Material supplied:
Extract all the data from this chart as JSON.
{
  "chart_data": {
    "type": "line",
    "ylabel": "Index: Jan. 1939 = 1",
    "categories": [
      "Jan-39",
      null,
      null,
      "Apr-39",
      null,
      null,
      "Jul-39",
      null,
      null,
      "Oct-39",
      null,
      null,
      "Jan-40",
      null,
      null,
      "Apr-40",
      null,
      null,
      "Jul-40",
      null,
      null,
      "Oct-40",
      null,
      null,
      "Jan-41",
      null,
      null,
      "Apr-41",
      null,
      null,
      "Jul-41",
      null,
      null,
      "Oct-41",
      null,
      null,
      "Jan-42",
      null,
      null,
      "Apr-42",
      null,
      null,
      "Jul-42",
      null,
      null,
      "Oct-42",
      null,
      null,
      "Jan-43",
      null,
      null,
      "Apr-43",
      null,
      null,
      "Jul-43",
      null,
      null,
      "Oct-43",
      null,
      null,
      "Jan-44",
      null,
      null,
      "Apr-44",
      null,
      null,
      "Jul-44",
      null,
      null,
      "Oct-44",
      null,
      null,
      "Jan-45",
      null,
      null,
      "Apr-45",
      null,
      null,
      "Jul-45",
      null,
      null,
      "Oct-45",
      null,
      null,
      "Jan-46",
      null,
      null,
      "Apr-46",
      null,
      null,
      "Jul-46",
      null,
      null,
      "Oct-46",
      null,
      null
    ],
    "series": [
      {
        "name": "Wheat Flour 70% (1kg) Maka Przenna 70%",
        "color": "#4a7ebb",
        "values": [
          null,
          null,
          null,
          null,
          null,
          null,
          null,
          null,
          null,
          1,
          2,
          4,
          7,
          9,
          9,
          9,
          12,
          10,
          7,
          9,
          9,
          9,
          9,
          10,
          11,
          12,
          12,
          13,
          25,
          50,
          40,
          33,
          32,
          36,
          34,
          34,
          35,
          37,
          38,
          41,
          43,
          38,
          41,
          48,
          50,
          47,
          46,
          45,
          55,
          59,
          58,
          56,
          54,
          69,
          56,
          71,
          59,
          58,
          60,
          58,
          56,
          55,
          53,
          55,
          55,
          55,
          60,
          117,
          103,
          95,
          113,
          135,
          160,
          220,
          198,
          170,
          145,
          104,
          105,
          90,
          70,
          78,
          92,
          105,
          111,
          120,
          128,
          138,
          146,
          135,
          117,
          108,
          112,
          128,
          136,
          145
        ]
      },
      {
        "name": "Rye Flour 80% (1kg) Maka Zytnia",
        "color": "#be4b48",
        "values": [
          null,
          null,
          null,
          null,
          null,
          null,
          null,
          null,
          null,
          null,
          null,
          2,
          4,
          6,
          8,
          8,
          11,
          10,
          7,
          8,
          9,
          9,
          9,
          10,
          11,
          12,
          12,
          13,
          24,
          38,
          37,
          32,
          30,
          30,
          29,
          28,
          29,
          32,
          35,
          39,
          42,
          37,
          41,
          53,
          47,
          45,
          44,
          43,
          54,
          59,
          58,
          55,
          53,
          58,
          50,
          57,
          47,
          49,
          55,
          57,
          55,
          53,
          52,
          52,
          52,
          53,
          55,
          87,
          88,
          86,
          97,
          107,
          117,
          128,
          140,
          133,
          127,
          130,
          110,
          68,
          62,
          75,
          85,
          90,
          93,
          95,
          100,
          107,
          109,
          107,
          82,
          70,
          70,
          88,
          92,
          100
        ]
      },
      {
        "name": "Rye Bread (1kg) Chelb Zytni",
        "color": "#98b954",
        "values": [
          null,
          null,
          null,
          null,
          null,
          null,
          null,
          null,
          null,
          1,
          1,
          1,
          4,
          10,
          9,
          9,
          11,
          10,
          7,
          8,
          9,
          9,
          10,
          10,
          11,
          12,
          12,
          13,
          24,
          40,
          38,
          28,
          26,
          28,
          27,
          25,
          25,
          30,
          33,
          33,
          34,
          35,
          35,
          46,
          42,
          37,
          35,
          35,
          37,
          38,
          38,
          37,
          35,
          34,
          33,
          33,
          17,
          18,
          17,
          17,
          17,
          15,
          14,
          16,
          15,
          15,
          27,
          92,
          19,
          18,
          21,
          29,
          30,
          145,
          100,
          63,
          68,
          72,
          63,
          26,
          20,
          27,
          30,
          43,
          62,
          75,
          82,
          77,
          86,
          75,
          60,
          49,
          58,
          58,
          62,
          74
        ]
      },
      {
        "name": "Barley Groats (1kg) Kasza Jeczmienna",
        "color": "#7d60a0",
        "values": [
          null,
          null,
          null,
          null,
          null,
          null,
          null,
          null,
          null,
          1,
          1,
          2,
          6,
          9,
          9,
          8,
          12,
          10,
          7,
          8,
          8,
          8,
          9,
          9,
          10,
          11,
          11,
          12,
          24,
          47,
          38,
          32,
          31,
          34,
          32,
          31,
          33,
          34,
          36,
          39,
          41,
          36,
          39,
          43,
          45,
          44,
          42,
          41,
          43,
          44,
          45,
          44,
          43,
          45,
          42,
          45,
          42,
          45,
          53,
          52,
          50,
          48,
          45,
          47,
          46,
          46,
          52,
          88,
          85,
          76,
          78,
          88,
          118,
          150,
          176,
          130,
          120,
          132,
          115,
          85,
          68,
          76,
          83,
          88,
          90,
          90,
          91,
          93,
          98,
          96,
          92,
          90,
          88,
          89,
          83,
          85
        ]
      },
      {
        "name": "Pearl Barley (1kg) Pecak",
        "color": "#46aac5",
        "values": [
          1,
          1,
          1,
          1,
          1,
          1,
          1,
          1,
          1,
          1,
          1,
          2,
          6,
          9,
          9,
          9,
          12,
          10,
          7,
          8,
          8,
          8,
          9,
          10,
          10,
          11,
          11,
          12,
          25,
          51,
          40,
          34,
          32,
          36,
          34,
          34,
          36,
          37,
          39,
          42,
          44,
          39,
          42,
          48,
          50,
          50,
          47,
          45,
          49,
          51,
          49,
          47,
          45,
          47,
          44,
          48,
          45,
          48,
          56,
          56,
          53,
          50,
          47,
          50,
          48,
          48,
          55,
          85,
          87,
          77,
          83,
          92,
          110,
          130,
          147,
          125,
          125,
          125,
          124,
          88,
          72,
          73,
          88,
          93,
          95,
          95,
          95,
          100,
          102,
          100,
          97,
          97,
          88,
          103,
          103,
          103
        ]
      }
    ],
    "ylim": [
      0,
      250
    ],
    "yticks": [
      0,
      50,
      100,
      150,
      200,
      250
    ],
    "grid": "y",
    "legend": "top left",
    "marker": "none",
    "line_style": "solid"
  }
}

Problem to work on: Extract the data in full. Keep it word for word.

Result of this task:
Extract all the data from this chart as JSON.
{
  "chart_data": {
    "type": "line",
    "ylabel": "Index: Jan. 1939 = 1",
    "categories": [
      "Jan-39",
      null,
      null,
      "Apr-39",
      null,
      null,
      "Jul-39",
      null,
      null,
      "Oct-39",
      null,
      null,
      "Jan-40",
      null,
      null,
      "Apr-40",
      null,
      null,
      "Jul-40",
      null,
      null,
      "Oct-40",
      null,
      null,
      "Jan-41",
      null,
      null,
      "Apr-41",
      null,
      null,
      "Jul-41",
      null,
      null,
      "Oct-41",
      null,
      null,
      "Jan-42",
      null,
      null,
      "Apr-42",
      null,
      null,
      "Jul-42",
      null,
      null,
      "Oct-42",
      null,
      null,
      "Jan-43",
      null,
      null,
      "Apr-43",
      null,
      null,
      "Jul-43",
      null,
      null,
      "Oct-43",
      null,
      null,
      "Jan-44",
      null,
      null,
      "Apr-44",
      null,
      null,
      "Jul-44",
      null,
      null,
      "Oct-44",
      null,
      null,
      "Jan-45",
      null,
      null,
      "Apr-45",
      null,
      null,
      "Jul-45",
      null,
      null,
      "Oct-45",
      null,
      null,
      "Jan-46",
      null,
      null,
      "Apr-46",
      null,
      null,
      "Jul-46",
      null,
      null,
      "Oct-46",
      null,
      null
    ],
    "series": [
      {
        "name": "Wheat Flour 70% (1kg) Maka Przenna 70%",
        "color": "#4a7ebb",
        "values": [
          null,
          null,
          null,
          null,
          null,
          null,
          null,
          null,
          null,
          1,
          2,
          4,
          7,
          9,
          9,
          9,
          12,
          10,
          7,
          9,
          9,
          9,
          9,
          10,
          11,
          12,
          12,
          13,
          25,
          50,
          40,
          33,
          32,
          36,
          34,
          34,
          35,
          37,
          38,
          41,
          43,
          38,
          41,
          48,
          50,
          47,
          46,
          45,
          55,
          59,
          58,
          56,
          54,
          69,
          56,
          71,
          59,
          58,
          60,
          58,
          56,
          55,
          53,
          55,
          55,
          55,
          60,
          117,
          103,
          95,
          113,
          135,
          160,
          220,
          198,
          170,
          145,
          104,
          105,
          90,
          70,
          78,
          92,
          105,
          111,
          120,
          128,
          138,
          146,
          135,
          117,
          108,
          112,
          128,
          136,
          145
        ]
      },
      {
        "name": "Rye Flour 80% (1kg) Maka Zytnia",
        "color": "#be4b48",
        "values": [
          null,
          null,
          null,
          null,
          null,
          null,
          null,
          null,
          null,
          null,
          null,
          2,
          4,
          6,
          8,
          8,
          11,
          10,
          7,
          8,
          9,
          9,
          9,
          10,
          11,
          12,
          12,
          13,
          24,
          38,
          37,
          32,
          30,
          30,
          29,
          28,
          29,
          32,
          35,
          39,
          42,
          37,
          41,
          53,
          47,
          45,
          44,
          43,
          54,
          59,
          58,
          55,
          53,
          58,
          50,
          57,
          47,
          49,
          55,
          57,
          55,
          53,
          52,
          52,
          52,
          53,
          55,
          87,
          88,
          86,
          97,
          107,
          117,
          128,
          140,
          133,
          127,
          130,
          110,
          68,
          62,
          75,
          85,
          90,
          93,
          95,
          100,
          107,
          109,
          107,
          82,
          70,
          70,
          88,
          92,
          100
        ]
      },
      {
        "name": "Rye Bread (1kg) Chelb Zytni",
        "color": "#98b954",
        "values": [
          null,
          null,
          null,
          null,
          null,
          null,
          null,
          null,
          null,
          1,
          1,
          1,
          4,
          10,
          9,
          9,
          11,
          10,
          7,
          8,
          9,
          9,
          10,
          10,
          11,
          12,
          12,
          13,
          24,
          40,
          38,
          28,
          26,
          28,
          27,
          25,
          25,
          30,
          33,
          33,
          34,
          35,
          35,
          46,
          42,
          37,
          35,
          35,
          37,
          38,
          38,
          37,
          35,
          34,
          33,
          33,
          17,
          18,
          17,
          17,
          17,
          15,
          14,
          16,
          15,
          15,
          27,
          92,
          19,
          18,
          21,
          29,
          30,
          145,
          100,
          63,
          68,
          72,
          63,
          26,
          20,
          27,
          30,
          43,
          62,
          75,
          82,
          77,
          86,
          75,
          60,
          49,
          58,
          58,
          62,
          74
        ]
      },
      {
        "name": "Barley Groats (1kg) Kasza Jeczmienna",
        "color": "#7d60a0",
        "values": [
          null,
          null,
          null,
          null,
          null,
          null,
          null,
          null,
          null,
          1,
          1,
          2,
          6,
          9,
          9,
          8,
          12,
          10,
          7,
          8,
          8,
          8,
          9,
          9,
          10,
          11,
          11,
          12,
          24,
          47,
          38,
          32,
          31,
          34,
          32,
          31,
          33,
          34,
          36,
          39,
          41,
          36,
          39,
          43,
          45,
          44,
          42,
          41,
          43,
          44,
          45,
          44,
          43,
          45,
          42,
          45,
          42,
          45,
          53,
          52,
          50,
          48,
          45,
          47,
          46,
          46,
          52,
          88,
          85,
          76,
          78,
          88,
          118,
          150,
          176,
          130,
          120,
          132,
          115,
          85,
          68,
          76,
          83,
          88,
          90,
          90,
          91,
          93,
          98,
          96,
          92,
          90,
          88,
          89,
          83,
          85
        ]
      },
      {
        "name": "Pearl Barley (1kg) Pecak",
        "color": "#46aac5",
        "values": [
          1,
          1,
          1,
          1,
          1,
          1,
          1,
          1,
          1,
          1,
          1,
          2,
          6,
          9,
          9,
          9,
          12,
          10,
          7,
          8,
          8,
          8,
          9,
          10,
          10,
          11,
          11,
          12,
          25,
          51,
          40,
          34,
          32,
          36,
          34,
          34,
          36,
          37,
          39,
          42,
          44,
          39,
          42,
          48,
          50,
          50,
          47,
          45,
          49,
          51,
          49,
          47,
          45,
          47,
          44,
          48,
          45,
          48,
          56,
          56,
          53,
          50,
          47,
          50,
          48,
          48,
          55,
          85,
          87,
          77,
          83,
          92,
          110,
          130,
          147,
          125,
          125,
          125,
          124,
          88,
          72,
          73,
          88,
          93,
          95,
          95,
          95,
          100,
          102,
          100,
          97,
          97,
          88,
          103,
          103,
          103
        ]
      }
    ],
    "ylim": [
      0,
      250
    ],
    "yticks": [
      0,
      50,
      100,
      150,
      200,
      250
    ],
    "grid": "y",
    "legend": "top left",
    "marker": "none",
    "line_style": "solid"
  }
}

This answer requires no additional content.